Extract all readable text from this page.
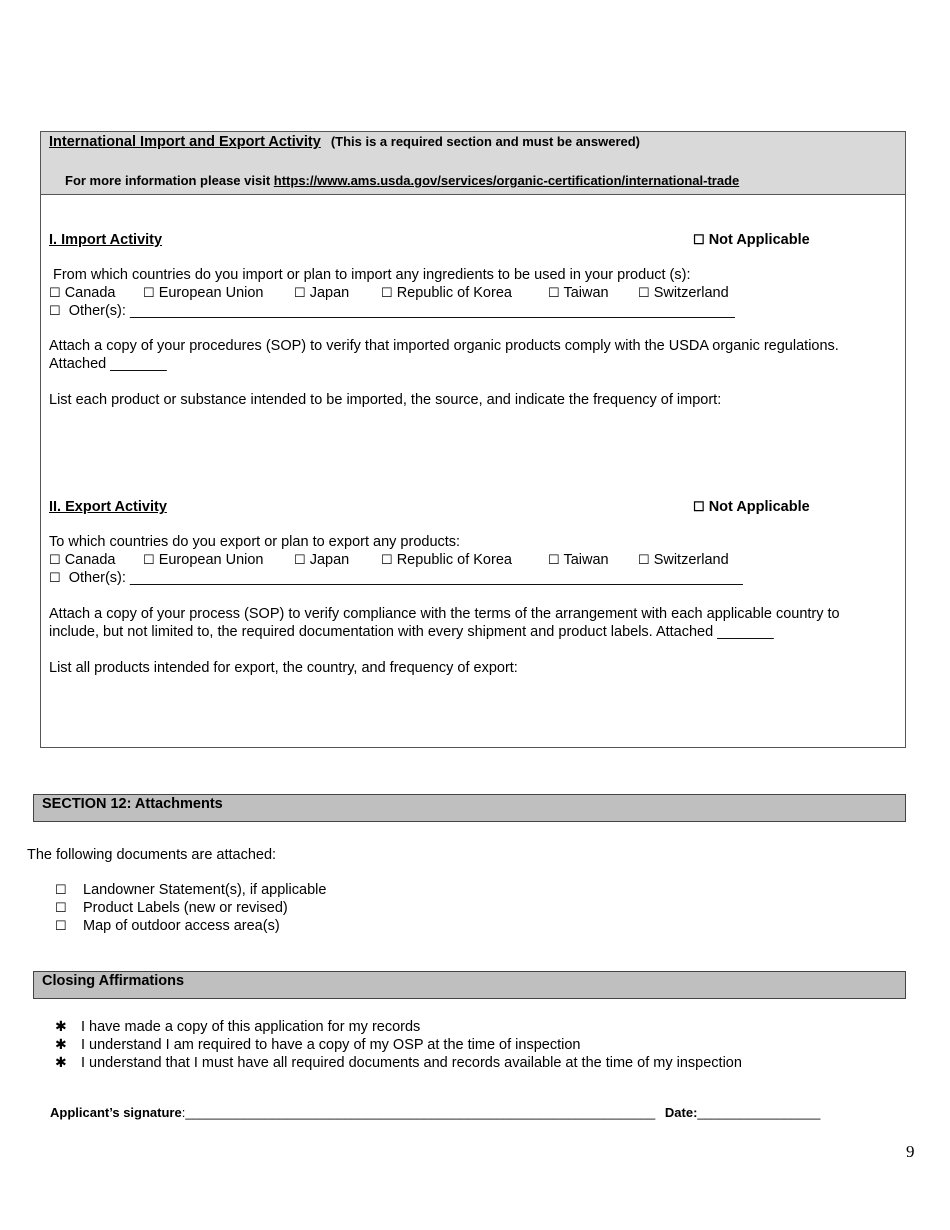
International Import and Export Activity (This is a required section and must be answered)
For more information please visit https://www.ams.usda.gov/services/organic-certification/international-trade
I. Import Activity	☐ Not Applicable
From which countries do you import or plan to import any ingredients to be used in your product (s):
☐ Canada ☐ European Union ☐ Japan ☐ Republic of Korea	☐ Taiwan ☐ Switzerland
☐ Other(s): ___________________________________________________________________________
Attach a copy of your procedures (SOP) to verify that imported organic products comply with the USDA organic regulations.
Attached _______
List each product or substance intended to be imported, the source, and indicate the frequency of import:
II. Export Activity	☐ Not Applicable
To which countries do you export or plan to export any products:
☐ Canada ☐ European Union ☐ Japan ☐ Republic of Korea	☐ Taiwan ☐ Switzerland
☐ Other(s): ____________________________________________________________________________
Attach a copy of your process (SOP) to verify compliance with the terms of the arrangement with each applicable country to
include, but not limited to, the required documentation with every shipment and product labels. Attached _______
List all products intended for export, the country, and frequency of export:
SECTION 12: Attachments
The following documents are attached:
☐ Landowner Statement(s), if applicable
☐ Product Labels (new or revised)
☐ Map of outdoor access area(s)
Closing Affirmations
✱ I have made a copy of this application for my records
✱ I understand I am required to have a copy of my OSP at the time of inspection
✱ I understand that I must have all required documents and records available at the time of my inspection
Applicant’s signature:_________________________________________________________________ Date:_________________
9
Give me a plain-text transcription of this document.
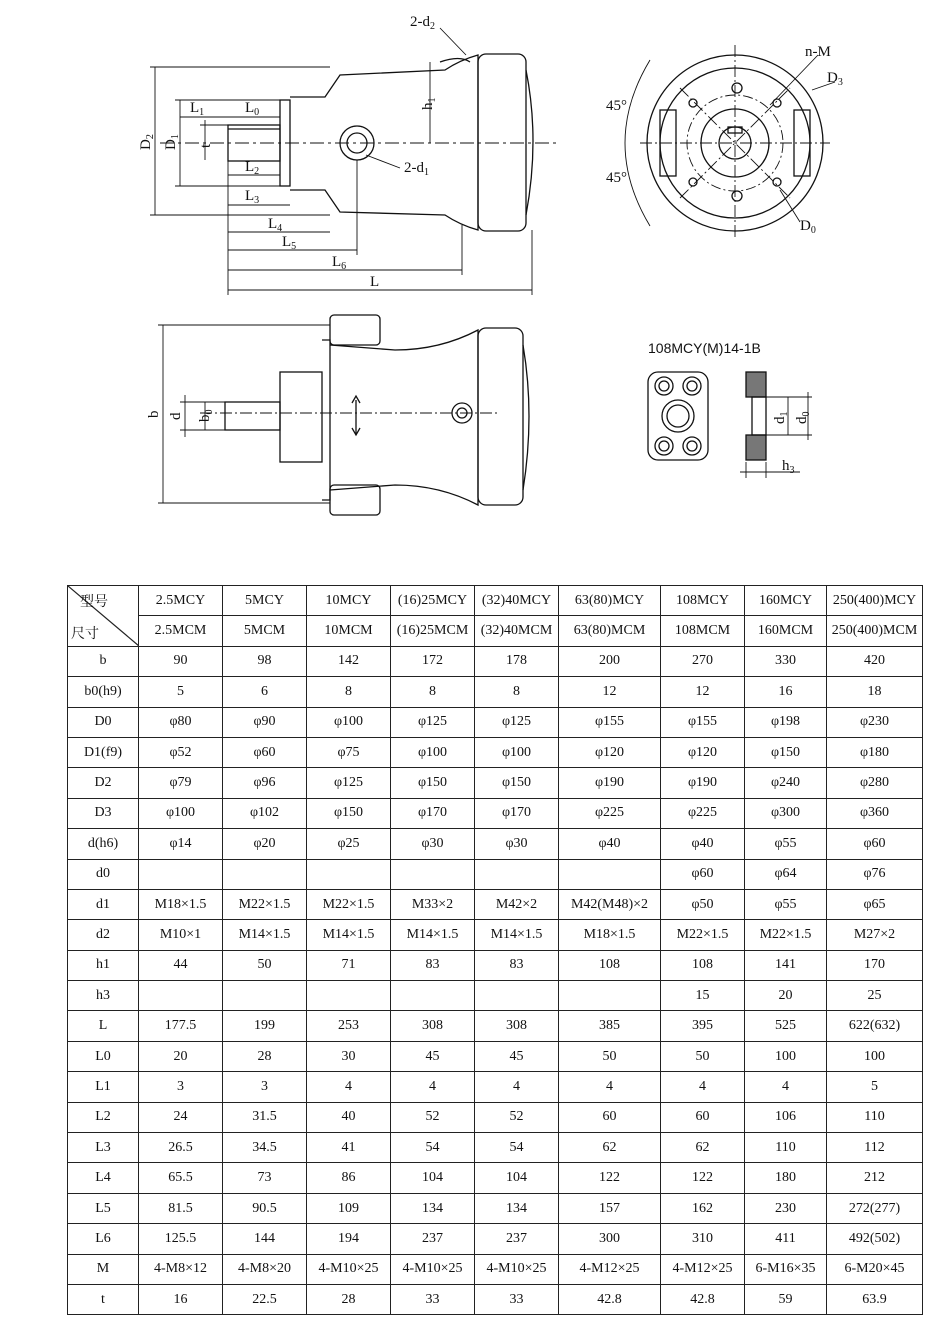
$2-d_2$
$2-d_1$
$h_1$
$L_1$	$L_0$
$L_2$
$L_3$
$L_4$
$L_5$
$L_6$
L
t
$D_2$
$D_1$
n-M
$D_3$
$D_0$
45°
45°
b d $b_0$
$d_1$
$d_0$
$h_3$
108MCY(M)14-1B
型号
尺寸	2.5MCY	5MCY	10MCY	(16)25MCY	(32)40MCY	63(80)MCY	108MCY	160MCY	250(400)MCY
	2.5MCM	5MCM	10MCM	(16)25MCM	(32)40MCM	63(80)MCM	108MCM	160MCM	250(400)MCM
b	90	98	142	172	178	200	270	330	420
b0(h9)	5	6	8	8	8	12	12	16	18
D0	φ80	φ90	φ100	φ125	φ125	φ155	φ155	φ198	φ230
D1(f9)	φ52	φ60	φ75	φ100	φ100	φ120	φ120	φ150	φ180
D2	φ79	φ96	φ125	φ150	φ150	φ190	φ190	φ240	φ280
D3	φ100	φ102	φ150	φ170	φ170	φ225	φ225	φ300	φ360
d(h6)	φ14	φ20	φ25	φ30	φ30	φ40	φ40	φ55	φ60
d0							φ60	φ64	φ76
d1	M18×1.5	M22×1.5	M22×1.5	M33×2	M42×2	M42(M48)×2	φ50	φ55	φ65
d2	M10×1	M14×1.5	M14×1.5	M14×1.5	M14×1.5	M18×1.5	M22×1.5	M22×1.5	M27×2
h1	44	50	71	83	83	108	108	141	170
h3							15	20	25
L	177.5	199	253	308	308	385	395	525	622(632)
L0	20	28	30	45	45	50	50	100	100
L1	3	3	4	4	4	4	4	4	5
L2	24	31.5	40	52	52	60	60	106	110
L3	26.5	34.5	41	54	54	62	62	110	112
L4	65.5	73	86	104	104	122	122	180	212
L5	81.5	90.5	109	134	134	157	162	230	272(277)
L6	125.5	144	194	237	237	300	310	411	492(502)
M	4-M8×12	4-M8×20	4-M10×25	4-M10×25	4-M10×25	4-M12×25	4-M12×25	6-M16×35	6-M20×45
t	16	22.5	28	33	33	42.8	42.8	59	63.9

○ ○ ○

■ **Given exercise**:
Print the records word for word and exclude any picture they hold.

■ **Response below**:
Extract all readable text from this page.
International Import and Export Activity (This is a required section and must be answered)
For more information please visit https://www.ams.usda.gov/services/organic-certification/international-trade
I. Import Activity	☐ Not Applicable
From which countries do you import or plan to import any ingredients to be used in your product (s):
☐ Canada ☐ European Union ☐ Japan ☐ Republic of Korea	☐ Taiwan ☐ Switzerland
☐ Other(s): ___________________________________________________________________________
Attach a copy of your procedures (SOP) to verify that imported organic products comply with the USDA organic regulations.
Attached _______
List each product or substance intended to be imported, the source, and indicate the frequency of import:
II. Export Activity	☐ Not Applicable
To which countries do you export or plan to export any products:
☐ Canada ☐ European Union ☐ Japan ☐ Republic of Korea	☐ Taiwan ☐ Switzerland
☐ Other(s): ____________________________________________________________________________
Attach a copy of your process (SOP) to verify compliance with the terms of the arrangement with each applicable country to
include, but not limited to, the required documentation with every shipment and product labels. Attached _______
List all products intended for export, the country, and frequency of export:
SECTION 12: Attachments
The following documents are attached:
☐ Landowner Statement(s), if applicable
☐ Product Labels (new or revised)
☐ Map of outdoor access area(s)
Closing Affirmations
✱ I have made a copy of this application for my records
✱ I understand I am required to have a copy of my OSP at the time of inspection
✱ I understand that I must have all required documents and records available at the time of my inspection
Applicant’s signature:_________________________________________________________________ Date:_________________
9
Give me a plain-text transcription of this document.
$2-d_2$
$2-d_1$
$h_1$
$L_1$	$L_0$
$L_2$
$L_3$
$L_4$
$L_5$
$L_6$
L
t
$D_2$
$D_1$
n-M
$D_3$
$D_0$
45°
45°
b d $b_0$
$d_1$
$d_0$
$h_3$
108MCY(M)14-1B
型号
尺寸	2.5MCY	5MCY	10MCY	(16)25MCY	(32)40MCY	63(80)MCY	108MCY	160MCY	250(400)MCY
	2.5MCM	5MCM	10MCM	(16)25MCM	(32)40MCM	63(80)MCM	108MCM	160MCM	250(400)MCM
b	90	98	142	172	178	200	270	330	420
b0(h9)	5	6	8	8	8	12	12	16	18
D0	φ80	φ90	φ100	φ125	φ125	φ155	φ155	φ198	φ230
D1(f9)	φ52	φ60	φ75	φ100	φ100	φ120	φ120	φ150	φ180
D2	φ79	φ96	φ125	φ150	φ150	φ190	φ190	φ240	φ280
D3	φ100	φ102	φ150	φ170	φ170	φ225	φ225	φ300	φ360
d(h6)	φ14	φ20	φ25	φ30	φ30	φ40	φ40	φ55	φ60
d0							φ60	φ64	φ76
d1	M18×1.5	M22×1.5	M22×1.5	M33×2	M42×2	M42(M48)×2	φ50	φ55	φ65
d2	M10×1	M14×1.5	M14×1.5	M14×1.5	M14×1.5	M18×1.5	M22×1.5	M22×1.5	M27×2
h1	44	50	71	83	83	108	108	141	170
h3							15	20	25
L	177.5	199	253	308	308	385	395	525	622(632)
L0	20	28	30	45	45	50	50	100	100
L1	3	3	4	4	4	4	4	4	5
L2	24	31.5	40	52	52	60	60	106	110
L3	26.5	34.5	41	54	54	62	62	110	112
L4	65.5	73	86	104	104	122	122	180	212
L5	81.5	90.5	109	134	134	157	162	230	272(277)
L6	125.5	144	194	237	237	300	310	411	492(502)
M	4-M8×12	4-M8×20	4-M10×25	4-M10×25	4-M10×25	4-M12×25	4-M12×25	6-M16×35	6-M20×45
t	16	22.5	28	33	33	42.8	42.8	59	63.9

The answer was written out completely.